▶ _OBJECTIVE_
Copy the lines below as they are; omit the images they contain.

▶ _RECORD EXCERPTS_
##############################

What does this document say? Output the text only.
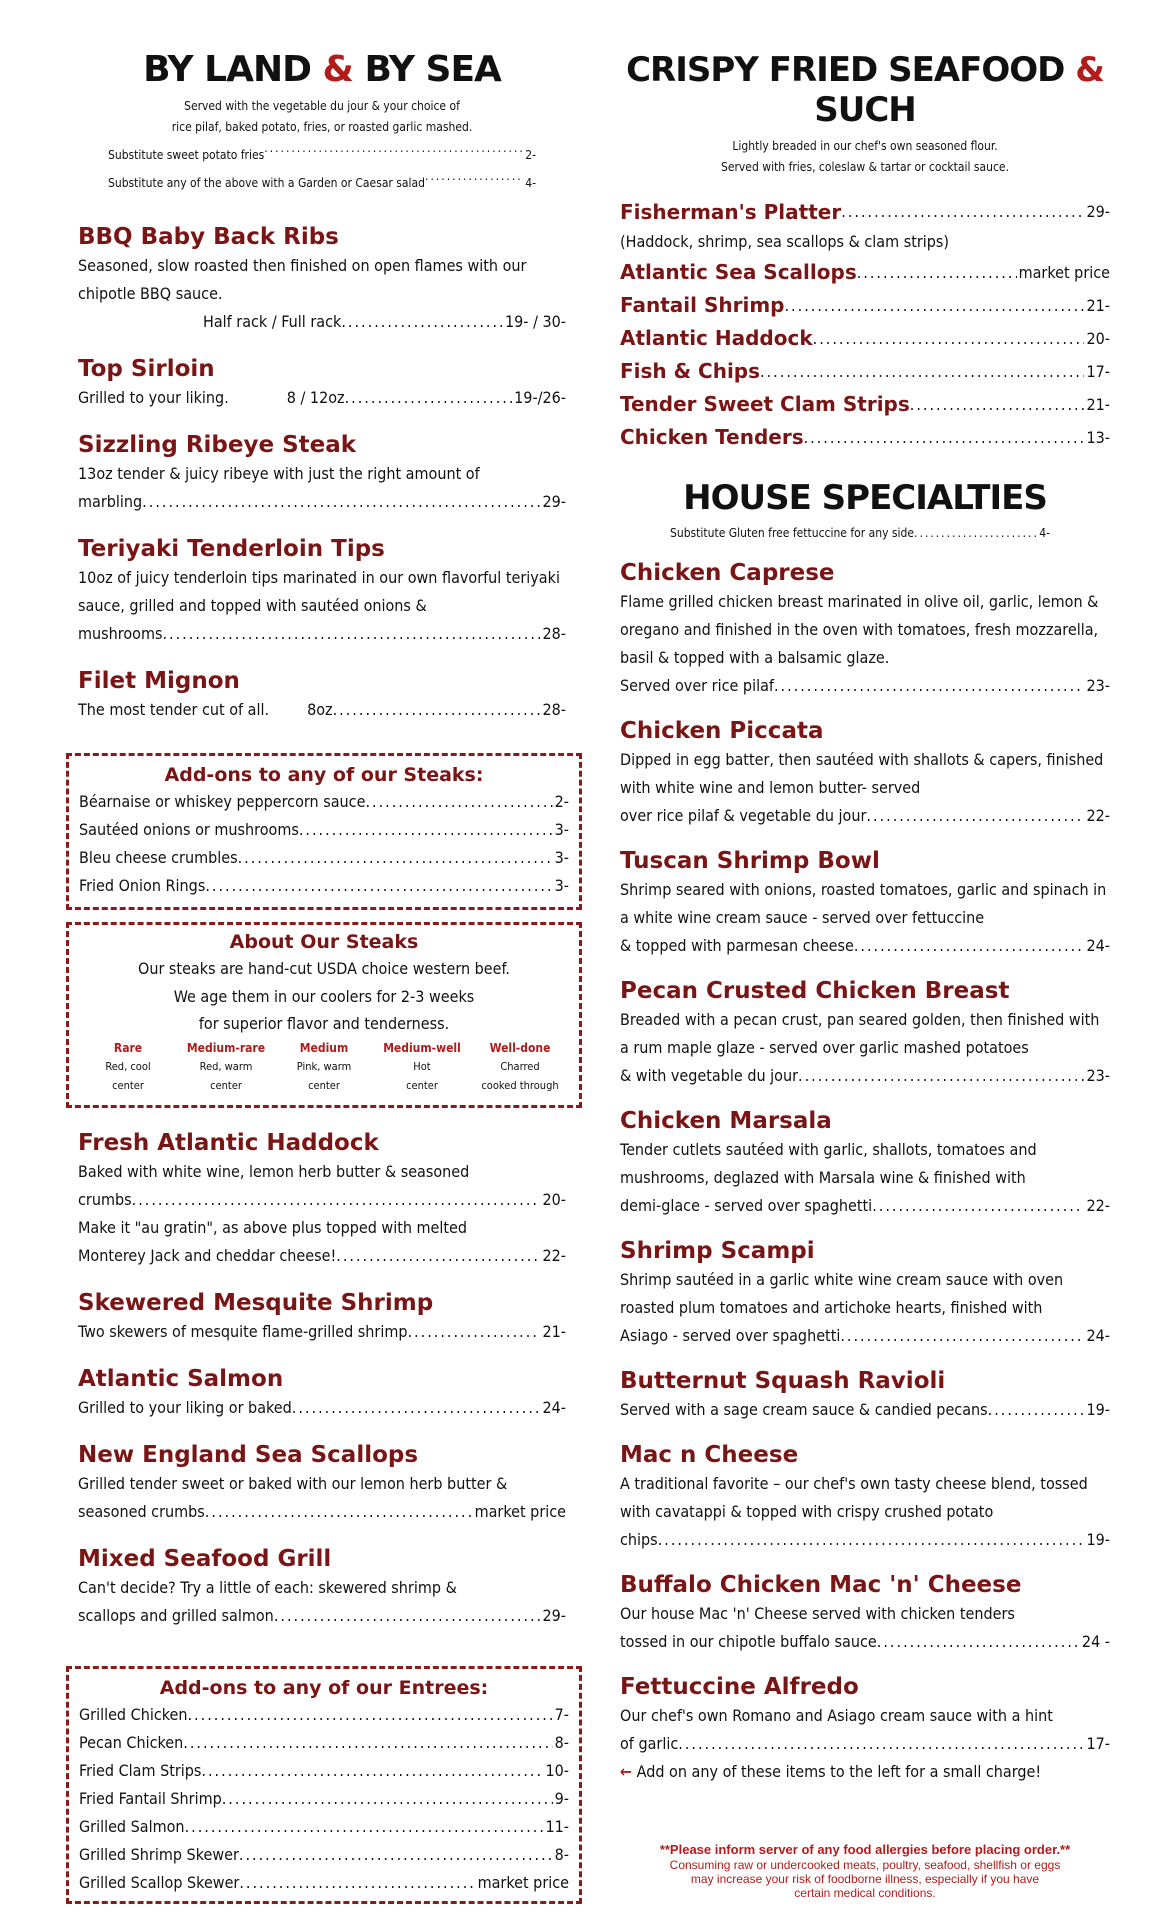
BY LAND & BY SEA

Served with the vegetable du jour & your choice of

rice pilaf, baked potato, fries, or roasted garlic mashed.

Substitute sweet potato fries .....	2-
Substitute any of the above with a Garden or Caesar salad .....	4-

BBQ Baby Back Ribs

Seasoned, slow roasted then finished on open flames with our chipotle BBQ sauce.

Half rack / Full rack .....	19- / 30-

Top Sirloin

Grilled to your liking.	8 / 12oz .....	19-/26-

Sizzling Ribeye Steak

13oz tender & juicy ribeye with just the right amount of

marbling .....	29-

Teriyaki Tenderloin Tips

10oz of juicy tenderloin tips marinated in our own flavorful teriyaki sauce, grilled and topped with sautéed onions &

mushrooms .....	28-

Filet Mignon

The most tender cut of all.	8oz .....	28-

Add-ons to any of our Steaks:

Béarnaise or whiskey peppercorn sauce .....	2-
Sautéed onions or mushrooms .....	3-
Bleu cheese crumbles .....	3-
Fried Onion Rings .....	3-

About Our Steaks

Our steaks are hand-cut USDA choice western beef.

We age them in our coolers for 2-3 weeks

for superior flavor and tenderness.

Rare
Red, cool
center
Medium-rare
Red, warm
center
Medium
Pink, warm
center
Medium-well
Hot
center
Well-done
Charred
cooked through

Fresh Atlantic Haddock

Baked with white wine, lemon herb butter & seasoned

crumbs .....	20-

Make it "au gratin", as above plus topped with melted

Monterey Jack and cheddar cheese! .....	22-

Skewered Mesquite Shrimp

Two skewers of mesquite flame-grilled shrimp .....	21-

Atlantic Salmon

Grilled to your liking or baked .....	24-

New England Sea Scallops

Grilled tender sweet or baked with our lemon herb butter &

seasoned crumbs .....	market price

Mixed Seafood Grill

Can't decide? Try a little of each: skewered shrimp &

scallops and grilled salmon .....	29-

Add-ons to any of our Entrees:

Grilled Chicken .....	7-
Pecan Chicken .....	8-
Fried Clam Strips .....	10-
Fried Fantail Shrimp .....	9-
Grilled Salmon .....	11-
Grilled Shrimp Skewer .....	8-
Grilled Scallop Skewer .....	market price
CRISPY FRIED SEAFOOD & SUCH

Lightly breaded in our chef's own seasoned flour.

Served with fries, coleslaw & tartar or cocktail sauce.

Fisherman's Platter .....	29-

(Haddock, shrimp, sea scallops & clam strips)

Atlantic Sea Scallops .....	market price
Fantail Shrimp .....	21-
Atlantic Haddock .....	20-
Fish & Chips .....	17-
Tender Sweet Clam Strips .....	21-
Chicken Tenders .....	13-
HOUSE SPECIALTIES
Substitute Gluten free fettuccine for any side .....	4-

Chicken Caprese

Flame grilled chicken breast marinated in olive oil, garlic, lemon & oregano and finished in the oven with tomatoes, fresh mozzarella, basil & topped with a balsamic glaze.

Served over rice pilaf .....	23-

Chicken Piccata

Dipped in egg batter, then sautéed with shallots & capers, finished with white wine and lemon butter- served

over rice pilaf & vegetable du jour .....	22-

Tuscan Shrimp Bowl

Shrimp seared with onions, roasted tomatoes, garlic and spinach in a white wine cream sauce - served over fettuccine

& topped with parmesan cheese .....	24-

Pecan Crusted Chicken Breast

Breaded with a pecan crust, pan seared golden, then finished with a rum maple glaze - served over garlic mashed potatoes

& with vegetable du jour .....	23-

Chicken Marsala

Tender cutlets sautéed with garlic, shallots, tomatoes and mushrooms, deglazed with Marsala wine & finished with

demi-glace - served over spaghetti .....	22-

Shrimp Scampi

Shrimp sautéed in a garlic white wine cream sauce with oven roasted plum tomatoes and artichoke hearts, finished with

Asiago - served over spaghetti .....	24-

Butternut Squash Ravioli

Served with a sage cream sauce & candied pecans .....	19-

Mac n Cheese

A traditional favorite – our chef's own tasty cheese blend, tossed with cavatappi & topped with crispy crushed potato

chips .....	19-

Buffalo Chicken Mac 'n' Cheese

Our house Mac 'n' Cheese served with chicken tenders

tossed in our chipotle buffalo sauce .....	24 -

Fettuccine Alfredo

Our chef's own Romano and Asiago cream sauce with a hint

of garlic .....	17-
← Add on any of these items to the left for a small charge!
**Please inform server of any food allergies before placing order.**
Consuming raw or undercooked meats, poultry, seafood, shellfish or eggs
may increase your risk of foodborne illness, especially if you have
certain medical conditions.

##############################

▶ _ANSWER TO THIS EXERCISE_
What does this document say? Output the text only.
BY LAND & BY SEA

Served with the vegetable du jour & your choice of

rice pilaf, baked potato, fries, or roasted garlic mashed.

Substitute sweet potato fries .....	2-
Substitute any of the above with a Garden or Caesar salad .....	4-

BBQ Baby Back Ribs

Seasoned, slow roasted then finished on open flames with our chipotle BBQ sauce.

Half rack / Full rack .....	19- / 30-

Top Sirloin

Grilled to your liking.	8 / 12oz .....	19-/26-

Sizzling Ribeye Steak

13oz tender & juicy ribeye with just the right amount of

marbling .....	29-

Teriyaki Tenderloin Tips

10oz of juicy tenderloin tips marinated in our own flavorful teriyaki sauce, grilled and topped with sautéed onions &

mushrooms .....	28-

Filet Mignon

The most tender cut of all.	8oz .....	28-

Add-ons to any of our Steaks:

Béarnaise or whiskey peppercorn sauce .....	2-
Sautéed onions or mushrooms .....	3-
Bleu cheese crumbles .....	3-
Fried Onion Rings .....	3-

About Our Steaks

Our steaks are hand-cut USDA choice western beef.

We age them in our coolers for 2-3 weeks

for superior flavor and tenderness.

Rare
Red, cool
center
Medium-rare
Red, warm
center
Medium
Pink, warm
center
Medium-well
Hot
center
Well-done
Charred
cooked through

Fresh Atlantic Haddock

Baked with white wine, lemon herb butter & seasoned

crumbs .....	20-

Make it "au gratin", as above plus topped with melted

Monterey Jack and cheddar cheese! .....	22-

Skewered Mesquite Shrimp

Two skewers of mesquite flame-grilled shrimp .....	21-

Atlantic Salmon

Grilled to your liking or baked .....	24-

New England Sea Scallops

Grilled tender sweet or baked with our lemon herb butter &

seasoned crumbs .....	market price

Mixed Seafood Grill

Can't decide? Try a little of each: skewered shrimp &

scallops and grilled salmon .....	29-

Add-ons to any of our Entrees:

Grilled Chicken .....	7-
Pecan Chicken .....	8-
Fried Clam Strips .....	10-
Fried Fantail Shrimp .....	9-
Grilled Salmon .....	11-
Grilled Shrimp Skewer .....	8-
Grilled Scallop Skewer .....	market price
CRISPY FRIED SEAFOOD & SUCH

Lightly breaded in our chef's own seasoned flour.

Served with fries, coleslaw & tartar or cocktail sauce.

Fisherman's Platter .....	29-

(Haddock, shrimp, sea scallops & clam strips)

Atlantic Sea Scallops .....	market price
Fantail Shrimp .....	21-
Atlantic Haddock .....	20-
Fish & Chips .....	17-
Tender Sweet Clam Strips .....	21-
Chicken Tenders .....	13-
HOUSE SPECIALTIES
Substitute Gluten free fettuccine for any side .....	4-

Chicken Caprese

Flame grilled chicken breast marinated in olive oil, garlic, lemon & oregano and finished in the oven with tomatoes, fresh mozzarella, basil & topped with a balsamic glaze.

Served over rice pilaf .....	23-

Chicken Piccata

Dipped in egg batter, then sautéed with shallots & capers, finished with white wine and lemon butter- served

over rice pilaf & vegetable du jour .....	22-

Tuscan Shrimp Bowl

Shrimp seared with onions, roasted tomatoes, garlic and spinach in a white wine cream sauce - served over fettuccine

& topped with parmesan cheese .....	24-

Pecan Crusted Chicken Breast

Breaded with a pecan crust, pan seared golden, then finished with a rum maple glaze - served over garlic mashed potatoes

& with vegetable du jour .....	23-

Chicken Marsala

Tender cutlets sautéed with garlic, shallots, tomatoes and mushrooms, deglazed with Marsala wine & finished with

demi-glace - served over spaghetti .....	22-

Shrimp Scampi

Shrimp sautéed in a garlic white wine cream sauce with oven roasted plum tomatoes and artichoke hearts, finished with

Asiago - served over spaghetti .....	24-

Butternut Squash Ravioli

Served with a sage cream sauce & candied pecans .....	19-

Mac n Cheese

A traditional favorite – our chef's own tasty cheese blend, tossed with cavatappi & topped with crispy crushed potato

chips .....	19-

Buffalo Chicken Mac 'n' Cheese

Our house Mac 'n' Cheese served with chicken tenders

tossed in our chipotle buffalo sauce .....	24 -

Fettuccine Alfredo

Our chef's own Romano and Asiago cream sauce with a hint

of garlic .....	17-
← Add on any of these items to the left for a small charge!
**Please inform server of any food allergies before placing order.**
Consuming raw or undercooked meats, poultry, seafood, shellfish or eggs
may increase your risk of foodborne illness, especially if you have
certain medical conditions.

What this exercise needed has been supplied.